**Requirement:**
Copy every line of the following data that includes the string "Soila".

(Dataset items)
....

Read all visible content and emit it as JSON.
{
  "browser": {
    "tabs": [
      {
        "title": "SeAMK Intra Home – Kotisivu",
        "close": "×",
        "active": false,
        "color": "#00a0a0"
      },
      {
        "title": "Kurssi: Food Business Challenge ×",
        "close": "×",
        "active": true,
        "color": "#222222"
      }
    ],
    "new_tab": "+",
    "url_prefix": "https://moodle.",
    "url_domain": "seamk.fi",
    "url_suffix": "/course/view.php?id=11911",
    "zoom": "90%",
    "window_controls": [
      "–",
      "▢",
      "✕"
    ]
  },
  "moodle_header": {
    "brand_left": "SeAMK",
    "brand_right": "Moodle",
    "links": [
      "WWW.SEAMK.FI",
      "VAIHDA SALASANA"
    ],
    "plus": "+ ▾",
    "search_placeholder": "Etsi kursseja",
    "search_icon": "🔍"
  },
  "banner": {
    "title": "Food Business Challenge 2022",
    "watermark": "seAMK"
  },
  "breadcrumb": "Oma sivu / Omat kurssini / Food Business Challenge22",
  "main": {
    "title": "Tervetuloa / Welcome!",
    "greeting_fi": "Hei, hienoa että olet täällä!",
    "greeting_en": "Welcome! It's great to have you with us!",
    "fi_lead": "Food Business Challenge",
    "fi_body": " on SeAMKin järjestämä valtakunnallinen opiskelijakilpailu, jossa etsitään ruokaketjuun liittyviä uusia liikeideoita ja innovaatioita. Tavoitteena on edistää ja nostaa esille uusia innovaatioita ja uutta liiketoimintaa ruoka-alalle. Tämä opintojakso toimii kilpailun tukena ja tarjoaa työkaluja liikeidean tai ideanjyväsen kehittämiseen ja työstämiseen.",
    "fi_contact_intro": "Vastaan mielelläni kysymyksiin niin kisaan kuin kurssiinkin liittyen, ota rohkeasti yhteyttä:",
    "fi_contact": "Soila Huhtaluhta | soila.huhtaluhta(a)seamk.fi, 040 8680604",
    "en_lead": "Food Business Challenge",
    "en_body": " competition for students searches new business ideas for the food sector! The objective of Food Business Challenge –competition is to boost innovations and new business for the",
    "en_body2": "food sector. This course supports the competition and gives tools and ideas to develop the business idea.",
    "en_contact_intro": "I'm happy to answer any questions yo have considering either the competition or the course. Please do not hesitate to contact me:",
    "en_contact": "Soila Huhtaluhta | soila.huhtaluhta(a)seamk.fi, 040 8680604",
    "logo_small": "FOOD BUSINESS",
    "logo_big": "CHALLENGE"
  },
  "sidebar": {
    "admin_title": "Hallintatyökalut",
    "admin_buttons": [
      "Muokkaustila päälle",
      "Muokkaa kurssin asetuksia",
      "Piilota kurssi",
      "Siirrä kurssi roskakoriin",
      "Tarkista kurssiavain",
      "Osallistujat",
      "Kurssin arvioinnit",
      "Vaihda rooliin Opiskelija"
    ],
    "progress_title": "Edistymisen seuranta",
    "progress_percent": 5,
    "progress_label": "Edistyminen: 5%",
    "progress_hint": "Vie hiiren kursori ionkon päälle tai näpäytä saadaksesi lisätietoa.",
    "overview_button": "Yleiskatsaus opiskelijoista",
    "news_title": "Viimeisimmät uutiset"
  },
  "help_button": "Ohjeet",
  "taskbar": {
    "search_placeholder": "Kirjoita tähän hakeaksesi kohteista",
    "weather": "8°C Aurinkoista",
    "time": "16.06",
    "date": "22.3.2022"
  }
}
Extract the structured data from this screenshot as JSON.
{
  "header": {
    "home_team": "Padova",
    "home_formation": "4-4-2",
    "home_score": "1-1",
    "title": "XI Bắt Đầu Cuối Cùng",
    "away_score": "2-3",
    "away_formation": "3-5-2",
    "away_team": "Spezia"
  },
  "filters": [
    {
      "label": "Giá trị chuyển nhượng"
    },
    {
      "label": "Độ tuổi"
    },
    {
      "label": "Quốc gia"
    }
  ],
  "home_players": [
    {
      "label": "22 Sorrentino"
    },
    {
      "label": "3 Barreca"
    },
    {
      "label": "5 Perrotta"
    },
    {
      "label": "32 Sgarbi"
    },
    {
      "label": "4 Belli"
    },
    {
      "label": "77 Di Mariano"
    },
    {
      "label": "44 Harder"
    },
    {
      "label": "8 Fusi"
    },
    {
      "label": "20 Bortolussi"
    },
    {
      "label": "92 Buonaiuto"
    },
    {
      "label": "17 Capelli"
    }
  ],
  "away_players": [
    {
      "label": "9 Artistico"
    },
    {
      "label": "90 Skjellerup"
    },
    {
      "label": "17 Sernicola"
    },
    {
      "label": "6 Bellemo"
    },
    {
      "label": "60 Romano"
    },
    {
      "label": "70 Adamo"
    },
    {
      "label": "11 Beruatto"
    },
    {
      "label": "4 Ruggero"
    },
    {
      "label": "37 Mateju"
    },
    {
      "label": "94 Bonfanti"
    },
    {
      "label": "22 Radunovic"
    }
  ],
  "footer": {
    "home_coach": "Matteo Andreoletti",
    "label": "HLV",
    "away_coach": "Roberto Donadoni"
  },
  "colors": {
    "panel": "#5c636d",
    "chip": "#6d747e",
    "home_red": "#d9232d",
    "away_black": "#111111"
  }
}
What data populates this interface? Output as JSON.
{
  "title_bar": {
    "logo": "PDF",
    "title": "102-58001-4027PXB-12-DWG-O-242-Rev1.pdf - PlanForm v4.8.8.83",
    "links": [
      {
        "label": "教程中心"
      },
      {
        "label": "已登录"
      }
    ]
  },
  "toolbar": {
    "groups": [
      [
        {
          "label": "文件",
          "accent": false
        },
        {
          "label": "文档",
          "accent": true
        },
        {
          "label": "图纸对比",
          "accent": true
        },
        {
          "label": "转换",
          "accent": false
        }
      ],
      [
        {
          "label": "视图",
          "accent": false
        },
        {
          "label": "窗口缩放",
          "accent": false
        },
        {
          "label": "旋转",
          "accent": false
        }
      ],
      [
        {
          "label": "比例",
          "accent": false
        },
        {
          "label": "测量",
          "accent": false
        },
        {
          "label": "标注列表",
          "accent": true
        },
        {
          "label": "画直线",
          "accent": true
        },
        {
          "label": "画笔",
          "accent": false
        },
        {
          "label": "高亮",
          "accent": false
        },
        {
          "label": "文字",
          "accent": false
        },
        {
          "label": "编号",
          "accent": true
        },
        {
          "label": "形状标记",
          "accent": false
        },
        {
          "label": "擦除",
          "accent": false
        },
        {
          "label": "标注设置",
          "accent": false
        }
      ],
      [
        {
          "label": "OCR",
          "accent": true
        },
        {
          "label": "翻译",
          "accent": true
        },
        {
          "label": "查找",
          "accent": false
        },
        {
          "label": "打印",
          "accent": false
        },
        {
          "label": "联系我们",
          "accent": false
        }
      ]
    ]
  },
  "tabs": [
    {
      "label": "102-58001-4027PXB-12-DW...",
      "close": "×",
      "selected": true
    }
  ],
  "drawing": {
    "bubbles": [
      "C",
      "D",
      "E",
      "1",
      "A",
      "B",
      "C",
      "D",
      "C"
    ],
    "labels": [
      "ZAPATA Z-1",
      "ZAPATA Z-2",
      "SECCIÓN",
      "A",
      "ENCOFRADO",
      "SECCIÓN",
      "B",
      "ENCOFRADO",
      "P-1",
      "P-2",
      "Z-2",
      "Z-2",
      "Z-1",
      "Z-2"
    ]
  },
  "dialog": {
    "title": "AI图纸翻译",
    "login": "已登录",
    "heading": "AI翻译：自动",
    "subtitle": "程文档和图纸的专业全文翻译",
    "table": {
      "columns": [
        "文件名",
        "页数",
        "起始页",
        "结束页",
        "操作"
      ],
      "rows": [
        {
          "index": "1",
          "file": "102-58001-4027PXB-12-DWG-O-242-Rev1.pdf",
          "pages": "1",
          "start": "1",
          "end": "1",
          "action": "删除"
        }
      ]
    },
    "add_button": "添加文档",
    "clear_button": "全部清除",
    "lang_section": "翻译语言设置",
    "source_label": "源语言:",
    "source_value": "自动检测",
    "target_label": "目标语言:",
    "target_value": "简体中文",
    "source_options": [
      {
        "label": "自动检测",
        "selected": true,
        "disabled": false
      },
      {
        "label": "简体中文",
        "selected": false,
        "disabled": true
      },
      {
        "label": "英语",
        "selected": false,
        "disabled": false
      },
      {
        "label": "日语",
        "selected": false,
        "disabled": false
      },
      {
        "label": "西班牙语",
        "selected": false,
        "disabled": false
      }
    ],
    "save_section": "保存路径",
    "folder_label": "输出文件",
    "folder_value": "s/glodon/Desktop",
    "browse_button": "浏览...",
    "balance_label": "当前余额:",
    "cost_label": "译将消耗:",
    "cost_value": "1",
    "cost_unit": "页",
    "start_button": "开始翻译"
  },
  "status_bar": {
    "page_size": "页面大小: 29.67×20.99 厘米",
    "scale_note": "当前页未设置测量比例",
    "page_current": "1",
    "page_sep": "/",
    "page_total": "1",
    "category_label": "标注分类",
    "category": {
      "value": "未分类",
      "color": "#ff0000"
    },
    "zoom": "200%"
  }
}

....

**Worked solution:**
    "fi_contact": "Soila Huhtaluhta | soila.huhtaluhta(a)seamk.fi, 040 8680604",
    "en_contact": "Soila Huhtaluhta | soila.huhtaluhta(a)seamk.fi, 040 8680604",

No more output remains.